--- START ---

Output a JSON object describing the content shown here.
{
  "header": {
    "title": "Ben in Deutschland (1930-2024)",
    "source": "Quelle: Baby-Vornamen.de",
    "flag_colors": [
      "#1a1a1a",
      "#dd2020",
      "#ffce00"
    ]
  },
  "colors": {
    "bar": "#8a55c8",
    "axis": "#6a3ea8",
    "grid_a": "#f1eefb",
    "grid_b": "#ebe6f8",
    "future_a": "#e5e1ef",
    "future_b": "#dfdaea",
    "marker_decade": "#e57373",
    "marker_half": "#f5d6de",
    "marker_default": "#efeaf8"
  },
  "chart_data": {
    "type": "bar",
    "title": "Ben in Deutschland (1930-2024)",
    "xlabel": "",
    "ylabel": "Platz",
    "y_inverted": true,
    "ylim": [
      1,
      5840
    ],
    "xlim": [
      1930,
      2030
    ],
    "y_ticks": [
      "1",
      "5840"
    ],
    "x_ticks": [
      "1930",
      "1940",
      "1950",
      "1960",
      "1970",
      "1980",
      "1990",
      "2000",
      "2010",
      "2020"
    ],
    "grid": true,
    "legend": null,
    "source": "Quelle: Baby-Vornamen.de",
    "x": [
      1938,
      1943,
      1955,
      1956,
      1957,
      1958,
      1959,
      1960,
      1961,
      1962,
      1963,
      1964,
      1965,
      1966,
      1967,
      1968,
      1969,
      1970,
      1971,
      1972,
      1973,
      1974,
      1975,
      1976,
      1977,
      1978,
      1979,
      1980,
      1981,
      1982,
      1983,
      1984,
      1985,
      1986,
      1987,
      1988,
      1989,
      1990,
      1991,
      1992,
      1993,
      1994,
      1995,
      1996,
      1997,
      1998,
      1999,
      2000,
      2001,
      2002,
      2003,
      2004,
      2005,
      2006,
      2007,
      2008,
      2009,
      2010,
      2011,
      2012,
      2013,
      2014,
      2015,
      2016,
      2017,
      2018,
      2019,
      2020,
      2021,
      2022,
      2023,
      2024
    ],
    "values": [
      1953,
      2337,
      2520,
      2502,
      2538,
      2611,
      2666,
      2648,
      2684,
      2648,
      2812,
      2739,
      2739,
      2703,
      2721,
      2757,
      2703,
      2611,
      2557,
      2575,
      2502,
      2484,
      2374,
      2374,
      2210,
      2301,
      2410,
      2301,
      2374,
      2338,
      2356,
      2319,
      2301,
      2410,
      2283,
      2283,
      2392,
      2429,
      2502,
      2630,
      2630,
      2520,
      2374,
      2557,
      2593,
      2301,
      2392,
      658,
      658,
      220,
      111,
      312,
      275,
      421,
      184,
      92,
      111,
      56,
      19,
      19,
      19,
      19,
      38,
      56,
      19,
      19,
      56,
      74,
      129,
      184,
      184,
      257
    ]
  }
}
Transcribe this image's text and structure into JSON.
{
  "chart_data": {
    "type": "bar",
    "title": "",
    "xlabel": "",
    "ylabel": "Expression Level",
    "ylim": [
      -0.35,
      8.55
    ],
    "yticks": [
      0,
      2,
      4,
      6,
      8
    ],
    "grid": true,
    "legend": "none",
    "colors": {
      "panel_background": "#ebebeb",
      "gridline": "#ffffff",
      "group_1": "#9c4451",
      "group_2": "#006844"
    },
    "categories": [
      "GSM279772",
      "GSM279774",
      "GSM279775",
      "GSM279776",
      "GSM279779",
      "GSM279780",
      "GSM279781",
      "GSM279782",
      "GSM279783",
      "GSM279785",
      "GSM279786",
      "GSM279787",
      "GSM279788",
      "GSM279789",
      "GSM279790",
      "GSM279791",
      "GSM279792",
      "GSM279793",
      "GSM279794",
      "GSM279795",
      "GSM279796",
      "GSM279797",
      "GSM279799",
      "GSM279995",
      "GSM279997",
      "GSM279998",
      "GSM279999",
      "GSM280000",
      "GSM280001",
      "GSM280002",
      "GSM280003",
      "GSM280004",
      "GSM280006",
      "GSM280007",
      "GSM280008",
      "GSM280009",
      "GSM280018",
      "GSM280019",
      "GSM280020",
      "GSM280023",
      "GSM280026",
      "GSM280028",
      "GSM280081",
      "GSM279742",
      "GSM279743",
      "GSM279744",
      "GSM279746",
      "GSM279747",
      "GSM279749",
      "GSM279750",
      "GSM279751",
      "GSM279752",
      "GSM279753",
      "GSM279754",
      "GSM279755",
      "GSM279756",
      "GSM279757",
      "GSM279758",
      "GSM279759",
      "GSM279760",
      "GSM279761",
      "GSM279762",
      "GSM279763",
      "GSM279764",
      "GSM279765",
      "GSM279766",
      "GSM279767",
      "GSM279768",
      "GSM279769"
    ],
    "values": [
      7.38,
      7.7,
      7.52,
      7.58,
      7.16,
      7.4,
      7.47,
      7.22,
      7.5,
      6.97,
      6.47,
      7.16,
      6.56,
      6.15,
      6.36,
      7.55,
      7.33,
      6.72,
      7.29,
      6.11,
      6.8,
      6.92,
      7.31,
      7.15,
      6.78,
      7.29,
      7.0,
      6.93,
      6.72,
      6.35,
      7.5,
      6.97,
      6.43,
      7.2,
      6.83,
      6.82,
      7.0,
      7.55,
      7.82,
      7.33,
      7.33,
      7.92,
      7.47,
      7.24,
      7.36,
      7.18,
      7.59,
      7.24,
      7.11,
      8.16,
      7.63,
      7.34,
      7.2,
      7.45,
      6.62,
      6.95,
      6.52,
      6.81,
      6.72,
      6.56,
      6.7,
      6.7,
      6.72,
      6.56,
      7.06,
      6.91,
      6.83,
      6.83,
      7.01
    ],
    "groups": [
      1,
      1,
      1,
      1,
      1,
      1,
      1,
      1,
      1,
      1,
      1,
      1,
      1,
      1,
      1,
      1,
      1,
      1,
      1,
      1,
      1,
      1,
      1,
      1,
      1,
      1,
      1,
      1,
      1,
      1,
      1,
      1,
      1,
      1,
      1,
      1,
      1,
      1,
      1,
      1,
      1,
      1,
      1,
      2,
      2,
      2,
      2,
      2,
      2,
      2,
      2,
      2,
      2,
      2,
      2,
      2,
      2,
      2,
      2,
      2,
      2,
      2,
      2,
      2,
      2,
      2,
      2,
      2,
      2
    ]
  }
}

--- END ---

» EXERCISE DETAILS
Restate the listing in full, word for word.

» TASK RESULT
Output a JSON object describing the content shown here.
{
  "header": {
    "title": "Ben in Deutschland (1930-2024)",
    "source": "Quelle: Baby-Vornamen.de",
    "flag_colors": [
      "#1a1a1a",
      "#dd2020",
      "#ffce00"
    ]
  },
  "colors": {
    "bar": "#8a55c8",
    "axis": "#6a3ea8",
    "grid_a": "#f1eefb",
    "grid_b": "#ebe6f8",
    "future_a": "#e5e1ef",
    "future_b": "#dfdaea",
    "marker_decade": "#e57373",
    "marker_half": "#f5d6de",
    "marker_default": "#efeaf8"
  },
  "chart_data": {
    "type": "bar",
    "title": "Ben in Deutschland (1930-2024)",
    "xlabel": "",
    "ylabel": "Platz",
    "y_inverted": true,
    "ylim": [
      1,
      5840
    ],
    "xlim": [
      1930,
      2030
    ],
    "y_ticks": [
      "1",
      "5840"
    ],
    "x_ticks": [
      "1930",
      "1940",
      "1950",
      "1960",
      "1970",
      "1980",
      "1990",
      "2000",
      "2010",
      "2020"
    ],
    "grid": true,
    "legend": null,
    "source": "Quelle: Baby-Vornamen.de",
    "x": [
      1938,
      1943,
      1955,
      1956,
      1957,
      1958,
      1959,
      1960,
      1961,
      1962,
      1963,
      1964,
      1965,
      1966,
      1967,
      1968,
      1969,
      1970,
      1971,
      1972,
      1973,
      1974,
      1975,
      1976,
      1977,
      1978,
      1979,
      1980,
      1981,
      1982,
      1983,
      1984,
      1985,
      1986,
      1987,
      1988,
      1989,
      1990,
      1991,
      1992,
      1993,
      1994,
      1995,
      1996,
      1997,
      1998,
      1999,
      2000,
      2001,
      2002,
      2003,
      2004,
      2005,
      2006,
      2007,
      2008,
      2009,
      2010,
      2011,
      2012,
      2013,
      2014,
      2015,
      2016,
      2017,
      2018,
      2019,
      2020,
      2021,
      2022,
      2023,
      2024
    ],
    "values": [
      1953,
      2337,
      2520,
      2502,
      2538,
      2611,
      2666,
      2648,
      2684,
      2648,
      2812,
      2739,
      2739,
      2703,
      2721,
      2757,
      2703,
      2611,
      2557,
      2575,
      2502,
      2484,
      2374,
      2374,
      2210,
      2301,
      2410,
      2301,
      2374,
      2338,
      2356,
      2319,
      2301,
      2410,
      2283,
      2283,
      2392,
      2429,
      2502,
      2630,
      2630,
      2520,
      2374,
      2557,
      2593,
      2301,
      2392,
      658,
      658,
      220,
      111,
      312,
      275,
      421,
      184,
      92,
      111,
      56,
      19,
      19,
      19,
      19,
      38,
      56,
      19,
      19,
      56,
      74,
      129,
      184,
      184,
      257
    ]
  }
}
Transcribe this image's text and structure into JSON.
{
  "chart_data": {
    "type": "bar",
    "title": "",
    "xlabel": "",
    "ylabel": "Expression Level",
    "ylim": [
      -0.35,
      8.55
    ],
    "yticks": [
      0,
      2,
      4,
      6,
      8
    ],
    "grid": true,
    "legend": "none",
    "colors": {
      "panel_background": "#ebebeb",
      "gridline": "#ffffff",
      "group_1": "#9c4451",
      "group_2": "#006844"
    },
    "categories": [
      "GSM279772",
      "GSM279774",
      "GSM279775",
      "GSM279776",
      "GSM279779",
      "GSM279780",
      "GSM279781",
      "GSM279782",
      "GSM279783",
      "GSM279785",
      "GSM279786",
      "GSM279787",
      "GSM279788",
      "GSM279789",
      "GSM279790",
      "GSM279791",
      "GSM279792",
      "GSM279793",
      "GSM279794",
      "GSM279795",
      "GSM279796",
      "GSM279797",
      "GSM279799",
      "GSM279995",
      "GSM279997",
      "GSM279998",
      "GSM279999",
      "GSM280000",
      "GSM280001",
      "GSM280002",
      "GSM280003",
      "GSM280004",
      "GSM280006",
      "GSM280007",
      "GSM280008",
      "GSM280009",
      "GSM280018",
      "GSM280019",
      "GSM280020",
      "GSM280023",
      "GSM280026",
      "GSM280028",
      "GSM280081",
      "GSM279742",
      "GSM279743",
      "GSM279744",
      "GSM279746",
      "GSM279747",
      "GSM279749",
      "GSM279750",
      "GSM279751",
      "GSM279752",
      "GSM279753",
      "GSM279754",
      "GSM279755",
      "GSM279756",
      "GSM279757",
      "GSM279758",
      "GSM279759",
      "GSM279760",
      "GSM279761",
      "GSM279762",
      "GSM279763",
      "GSM279764",
      "GSM279765",
      "GSM279766",
      "GSM279767",
      "GSM279768",
      "GSM279769"
    ],
    "values": [
      7.38,
      7.7,
      7.52,
      7.58,
      7.16,
      7.4,
      7.47,
      7.22,
      7.5,
      6.97,
      6.47,
      7.16,
      6.56,
      6.15,
      6.36,
      7.55,
      7.33,
      6.72,
      7.29,
      6.11,
      6.8,
      6.92,
      7.31,
      7.15,
      6.78,
      7.29,
      7.0,
      6.93,
      6.72,
      6.35,
      7.5,
      6.97,
      6.43,
      7.2,
      6.83,
      6.82,
      7.0,
      7.55,
      7.82,
      7.33,
      7.33,
      7.92,
      7.47,
      7.24,
      7.36,
      7.18,
      7.59,
      7.24,
      7.11,
      8.16,
      7.63,
      7.34,
      7.2,
      7.45,
      6.62,
      6.95,
      6.52,
      6.81,
      6.72,
      6.56,
      6.7,
      6.7,
      6.72,
      6.56,
      7.06,
      6.91,
      6.83,
      6.83,
      7.01
    ],
    "groups": [
      1,
      1,
      1,
      1,
      1,
      1,
      1,
      1,
      1,
      1,
      1,
      1,
      1,
      1,
      1,
      1,
      1,
      1,
      1,
      1,
      1,
      1,
      1,
      1,
      1,
      1,
      1,
      1,
      1,
      1,
      1,
      1,
      1,
      1,
      1,
      1,
      1,
      1,
      1,
      1,
      1,
      1,
      1,
      2,
      2,
      2,
      2,
      2,
      2,
      2,
      2,
      2,
      2,
      2,
      2,
      2,
      2,
      2,
      2,
      2,
      2,
      2,
      2,
      2,
      2,
      2,
      2,
      2,
      2
    ]
  }
}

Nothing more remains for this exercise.